DIRECTIONS -
1. Name every organization or media outlet mentioned in the text on reusing disposable masks.
2. Write the next part of the text on reusing disposable masks, starting right after its last sentence.

STUDY TEXT -
How to safely reuse a disposable mask

Face masks have become an important (and in some places, even mandatory) part of our look since the CDC recommended they be used whenever we go out in public. And while the CDC has also recommended that we use cotton face masks, some of us may have been lucky enough to get hold of single-use masks, or surgical masks, which may both protect us from the coronavirus, and protect others from us if we’re asymptomatic (via Mayo Clinic). But is it possible to reuse disposable masks, especially because they are in short supply?

The answer is yes, but they need to be handled and cared for in a very specific way. When you take off your mask, touch as little of its outside surface as possible, because if you’ve come in contact with the coronavirus (or any other virus for that matter), most of those infectious particles will be sitting in front. Once you’ve removed your mask, place that into a clean container with good ventilation, which can help your mask air out properly. Dr. Lucian Davis, an epidemiologist at the Yale School of Public Health, and Jade Flinn, MSN, the nurse educator for the Biocontainment Unit at Johns Hopkins Medicine both told Today that brown paper lunch sacks are ideal because of the way they are structured — you can just drop a mask in and allow good ventilation. If you want to use a plastic container like a Ziploc bag or Tupperware to do the job, make sure you don’t come in contact with its edges. Flinn also warns that people not attempt to disinfect the masks with cleaners, as you’re ultimately breathing those chemicals in.

SUPPLIED DATA -

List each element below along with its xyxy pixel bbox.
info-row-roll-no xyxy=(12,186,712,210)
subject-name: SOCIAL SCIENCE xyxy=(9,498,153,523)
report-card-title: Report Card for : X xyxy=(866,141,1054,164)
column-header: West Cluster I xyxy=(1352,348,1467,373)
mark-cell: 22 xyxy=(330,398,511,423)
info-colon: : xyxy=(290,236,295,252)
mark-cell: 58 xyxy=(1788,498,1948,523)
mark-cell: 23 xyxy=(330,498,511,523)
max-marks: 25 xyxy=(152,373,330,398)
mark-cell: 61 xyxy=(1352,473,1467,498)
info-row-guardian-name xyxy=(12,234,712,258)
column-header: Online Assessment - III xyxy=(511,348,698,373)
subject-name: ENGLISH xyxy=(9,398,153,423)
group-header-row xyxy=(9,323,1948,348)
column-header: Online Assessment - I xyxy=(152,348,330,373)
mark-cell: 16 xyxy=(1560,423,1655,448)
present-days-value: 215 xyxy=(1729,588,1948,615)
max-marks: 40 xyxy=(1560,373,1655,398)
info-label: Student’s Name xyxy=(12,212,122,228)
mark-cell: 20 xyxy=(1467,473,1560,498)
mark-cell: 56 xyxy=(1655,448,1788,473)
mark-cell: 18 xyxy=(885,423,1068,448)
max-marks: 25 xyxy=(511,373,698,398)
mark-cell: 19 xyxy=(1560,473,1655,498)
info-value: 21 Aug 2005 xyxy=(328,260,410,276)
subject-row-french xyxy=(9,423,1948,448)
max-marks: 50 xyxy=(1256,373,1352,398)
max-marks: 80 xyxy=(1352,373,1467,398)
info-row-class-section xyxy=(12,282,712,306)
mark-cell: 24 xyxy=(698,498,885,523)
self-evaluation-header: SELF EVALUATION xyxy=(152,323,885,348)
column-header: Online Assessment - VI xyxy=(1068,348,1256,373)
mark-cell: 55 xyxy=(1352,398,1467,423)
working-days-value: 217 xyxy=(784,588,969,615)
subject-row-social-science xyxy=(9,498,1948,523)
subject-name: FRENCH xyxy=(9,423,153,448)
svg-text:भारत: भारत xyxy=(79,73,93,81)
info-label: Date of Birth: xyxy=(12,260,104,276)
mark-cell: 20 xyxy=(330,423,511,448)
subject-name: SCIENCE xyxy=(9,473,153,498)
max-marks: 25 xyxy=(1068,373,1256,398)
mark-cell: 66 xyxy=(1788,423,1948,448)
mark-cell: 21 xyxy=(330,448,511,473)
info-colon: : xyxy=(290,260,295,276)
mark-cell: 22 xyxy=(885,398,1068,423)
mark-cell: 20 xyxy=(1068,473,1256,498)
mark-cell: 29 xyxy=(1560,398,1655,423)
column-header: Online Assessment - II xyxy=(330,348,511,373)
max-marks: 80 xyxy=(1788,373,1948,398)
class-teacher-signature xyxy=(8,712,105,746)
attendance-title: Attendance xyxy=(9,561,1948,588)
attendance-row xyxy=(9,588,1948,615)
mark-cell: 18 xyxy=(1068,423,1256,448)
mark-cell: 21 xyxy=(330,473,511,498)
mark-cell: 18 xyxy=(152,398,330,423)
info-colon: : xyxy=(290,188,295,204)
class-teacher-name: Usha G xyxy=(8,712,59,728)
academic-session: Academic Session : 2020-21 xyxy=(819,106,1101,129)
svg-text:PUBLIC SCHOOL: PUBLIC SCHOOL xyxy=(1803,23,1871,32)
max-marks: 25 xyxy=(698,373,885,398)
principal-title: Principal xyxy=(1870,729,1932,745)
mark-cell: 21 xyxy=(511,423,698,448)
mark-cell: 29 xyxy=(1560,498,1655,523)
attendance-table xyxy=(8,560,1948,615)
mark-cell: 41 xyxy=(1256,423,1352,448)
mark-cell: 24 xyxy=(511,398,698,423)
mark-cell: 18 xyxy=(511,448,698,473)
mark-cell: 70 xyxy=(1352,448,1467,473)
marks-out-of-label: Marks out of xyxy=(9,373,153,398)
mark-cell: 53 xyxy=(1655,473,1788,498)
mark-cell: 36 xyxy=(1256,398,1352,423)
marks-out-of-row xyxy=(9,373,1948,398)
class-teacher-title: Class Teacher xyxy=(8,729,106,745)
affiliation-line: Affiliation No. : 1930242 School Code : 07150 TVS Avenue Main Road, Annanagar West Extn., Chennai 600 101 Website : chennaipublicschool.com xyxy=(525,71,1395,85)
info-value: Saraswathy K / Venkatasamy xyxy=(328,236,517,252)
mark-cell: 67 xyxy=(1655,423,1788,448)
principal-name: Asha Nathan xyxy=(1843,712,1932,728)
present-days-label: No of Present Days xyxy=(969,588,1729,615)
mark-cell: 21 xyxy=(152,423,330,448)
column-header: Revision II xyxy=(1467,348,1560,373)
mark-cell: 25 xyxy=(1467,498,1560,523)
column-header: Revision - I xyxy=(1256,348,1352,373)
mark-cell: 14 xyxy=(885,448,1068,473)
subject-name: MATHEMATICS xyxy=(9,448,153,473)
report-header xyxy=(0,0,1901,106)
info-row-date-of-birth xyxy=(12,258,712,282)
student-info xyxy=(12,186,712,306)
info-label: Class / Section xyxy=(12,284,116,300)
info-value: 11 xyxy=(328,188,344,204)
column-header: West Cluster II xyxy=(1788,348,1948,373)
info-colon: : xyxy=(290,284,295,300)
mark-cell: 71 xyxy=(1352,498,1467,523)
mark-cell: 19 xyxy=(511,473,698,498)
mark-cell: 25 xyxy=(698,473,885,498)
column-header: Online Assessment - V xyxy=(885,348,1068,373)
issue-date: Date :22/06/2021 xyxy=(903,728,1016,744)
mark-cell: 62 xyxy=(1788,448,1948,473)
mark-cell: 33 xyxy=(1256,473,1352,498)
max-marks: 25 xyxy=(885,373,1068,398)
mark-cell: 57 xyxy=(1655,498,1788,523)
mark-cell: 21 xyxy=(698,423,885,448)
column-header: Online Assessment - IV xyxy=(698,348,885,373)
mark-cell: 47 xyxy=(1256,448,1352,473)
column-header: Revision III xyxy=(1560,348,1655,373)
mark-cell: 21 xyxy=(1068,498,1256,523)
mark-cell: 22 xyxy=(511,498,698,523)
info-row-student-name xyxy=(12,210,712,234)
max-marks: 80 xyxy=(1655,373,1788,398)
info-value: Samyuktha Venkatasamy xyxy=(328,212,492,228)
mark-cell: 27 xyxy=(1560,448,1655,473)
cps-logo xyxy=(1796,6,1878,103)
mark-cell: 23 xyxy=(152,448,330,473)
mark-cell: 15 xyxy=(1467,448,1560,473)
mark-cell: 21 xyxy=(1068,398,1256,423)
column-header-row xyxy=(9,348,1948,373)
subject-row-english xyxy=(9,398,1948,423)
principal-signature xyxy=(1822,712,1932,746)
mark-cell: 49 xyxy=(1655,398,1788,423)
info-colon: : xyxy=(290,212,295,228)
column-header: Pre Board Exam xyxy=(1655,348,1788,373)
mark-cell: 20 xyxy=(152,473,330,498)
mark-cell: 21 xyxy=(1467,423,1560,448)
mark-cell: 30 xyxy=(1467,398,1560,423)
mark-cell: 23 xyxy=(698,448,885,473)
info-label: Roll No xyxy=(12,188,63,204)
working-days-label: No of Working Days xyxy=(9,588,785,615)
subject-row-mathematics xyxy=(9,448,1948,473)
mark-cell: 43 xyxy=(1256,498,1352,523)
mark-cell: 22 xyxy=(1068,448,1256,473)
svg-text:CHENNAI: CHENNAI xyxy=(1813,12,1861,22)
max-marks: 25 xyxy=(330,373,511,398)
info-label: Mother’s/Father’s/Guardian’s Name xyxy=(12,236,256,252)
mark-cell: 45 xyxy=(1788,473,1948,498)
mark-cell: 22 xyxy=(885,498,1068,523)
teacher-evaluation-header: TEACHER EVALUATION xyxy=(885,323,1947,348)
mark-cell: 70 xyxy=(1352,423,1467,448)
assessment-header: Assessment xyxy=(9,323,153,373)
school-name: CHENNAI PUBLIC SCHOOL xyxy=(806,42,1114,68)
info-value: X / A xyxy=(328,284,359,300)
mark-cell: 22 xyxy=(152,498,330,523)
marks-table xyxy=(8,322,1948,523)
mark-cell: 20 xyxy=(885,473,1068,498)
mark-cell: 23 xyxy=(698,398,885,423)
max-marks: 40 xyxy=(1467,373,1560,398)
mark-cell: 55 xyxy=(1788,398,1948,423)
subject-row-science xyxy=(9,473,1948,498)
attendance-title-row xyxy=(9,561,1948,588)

TASK-BY-TASK OUTPUTS -
1. CDC, Mayo Clinic, Yale School of Public Health, Johns Hopkins Medicine (its Biocontainment Unit), Today

2.
Masks which have been reused may not be as effective

Once the mask is tucked away in a container, the best thing to do is leave it alone.”The best option would be to leave it stored in a container in the contaminated area for 72 hours. You don’t want it to be air-tight as air circulation helps with drying and may help inactivate the virus,” UT infectious diseases expert Michael Chang told Allure. And if you’re ready to throw your disposable mask away, fold it in half or roll it up in a tissue to keep anything that’s on it from getting loose. It’s also best to throw the mask into a bin with a lid, because the coronavirus can live on surfaces for up to three days. Its also a no-no to try to clean your mask in your microwave. 

Reusing masks carries both a condition and a risk. According to Focus Taiwan, one urologist in Taiwan, where no cases involving local transmission have been reported since mid-April, says disposable face masks can be reused by the same wearer as long as the mask hasn’t gotten damp or wet, and that it hasn’t been worn for more than 4-6 hours at a high-risk location (via Focus Taiwan). It’s important to note, however, that while some experts say there is a safe way to reuse disposable masks, the WHO recommends not reusing them. Masks may not work as well if they have been recycled, so it is necessary to keep more than a few handy and on rotation to make sure you’re well protected against the virus (via Insider).